*Problems*.
1/ In the integral convergence question, rewrite the passage starting at "Determine whether the integral" and ending at "parts seems tedious.", replacing "Dirichlet test" with "Abel test".
2/ In the integral convergence question, which range of p does the asker find gives convergence by the Dirichlet test?
3/ Write the next part of the integral convergence question, picking up after its last sentence.

*Text provided*.
──────────────────────────────

Determine whether the integral $\int_{0}^{\infty}\frac{\cos(x)\sin(1/x)}{x^p}dx$ is convergent or divergent Determine whether the improper integral $\int_{0}^{+\infty}\frac{\cos(x)\sin(1/x)}{x^p}dx$ is convergent or divergent for $p\in\mathrm{R}$. According to the Dirichlet test, I find it is convergent when $-1<p<2$. But how can I show its divergence? Applying Integration by parts seems tedious.

──────────────────────────────

*Box annotation data*.
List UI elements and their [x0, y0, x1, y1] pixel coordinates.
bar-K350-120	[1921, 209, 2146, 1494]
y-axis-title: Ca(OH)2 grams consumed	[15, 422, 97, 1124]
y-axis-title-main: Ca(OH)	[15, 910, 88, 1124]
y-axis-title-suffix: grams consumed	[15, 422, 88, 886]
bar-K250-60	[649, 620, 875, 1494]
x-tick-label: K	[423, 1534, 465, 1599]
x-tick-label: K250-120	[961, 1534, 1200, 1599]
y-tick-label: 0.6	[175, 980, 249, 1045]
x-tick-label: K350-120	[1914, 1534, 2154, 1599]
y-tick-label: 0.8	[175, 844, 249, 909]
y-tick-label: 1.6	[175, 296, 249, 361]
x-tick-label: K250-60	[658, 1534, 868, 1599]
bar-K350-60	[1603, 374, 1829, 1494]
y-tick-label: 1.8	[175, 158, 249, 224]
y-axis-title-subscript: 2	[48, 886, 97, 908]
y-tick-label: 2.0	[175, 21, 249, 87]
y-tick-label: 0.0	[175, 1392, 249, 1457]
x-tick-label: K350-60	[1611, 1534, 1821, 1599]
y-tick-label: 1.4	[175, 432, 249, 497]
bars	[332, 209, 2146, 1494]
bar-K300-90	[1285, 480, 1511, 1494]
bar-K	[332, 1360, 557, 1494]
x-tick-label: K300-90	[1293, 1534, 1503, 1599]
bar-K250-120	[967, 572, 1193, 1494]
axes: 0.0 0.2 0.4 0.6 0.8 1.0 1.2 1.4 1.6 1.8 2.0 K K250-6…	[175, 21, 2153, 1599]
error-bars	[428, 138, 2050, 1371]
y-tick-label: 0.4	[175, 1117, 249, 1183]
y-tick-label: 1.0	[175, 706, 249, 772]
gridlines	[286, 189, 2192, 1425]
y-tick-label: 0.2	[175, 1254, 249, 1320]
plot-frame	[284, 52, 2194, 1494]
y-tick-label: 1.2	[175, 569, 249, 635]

──────────────────────────────

*The responses*.
1/
Determine whether the integral $\int_{0}^{\infty}\frac{\cos(x)\sin(1/x)}{x^p}dx$ is convergent or divergent Determine whether the improper integral $\int_{0}^{+\infty}\frac{\cos(x)\sin(1/x)}{x^p}dx$ is convergent or divergent for $p\in\mathrm{R}$. According to the Abel test, I find it is convergent when $-1<p<2$. But how can I show its divergence? Applying Integration by parts seems tedious.

2/ -1 < p < 2

3/
 A: As suggested in the comments, the integrand function behaves like $\frac{\cos x}{x^{p+1}}$ on the interval $(1,+\infty)$, hence the improper Riemann integrability over such interval is granted by Dirichlet's test as soon as $p>-1$, and that also is a necessary condition always by integration by parts. In a right neighbourhood of the origin the integrand function behaves like $\frac{\sin(1/x)}{x^p}$, and
$$ \int_{0}^{1}\frac{\sin(1/x)}{x^p}\,dx = \int_{1}^{+\infty}\frac{\sin(x)}{x^{2-p}}\,dx $$
hence here the necessary and sufficient condition for the improper Riemann integrability is $p<2$.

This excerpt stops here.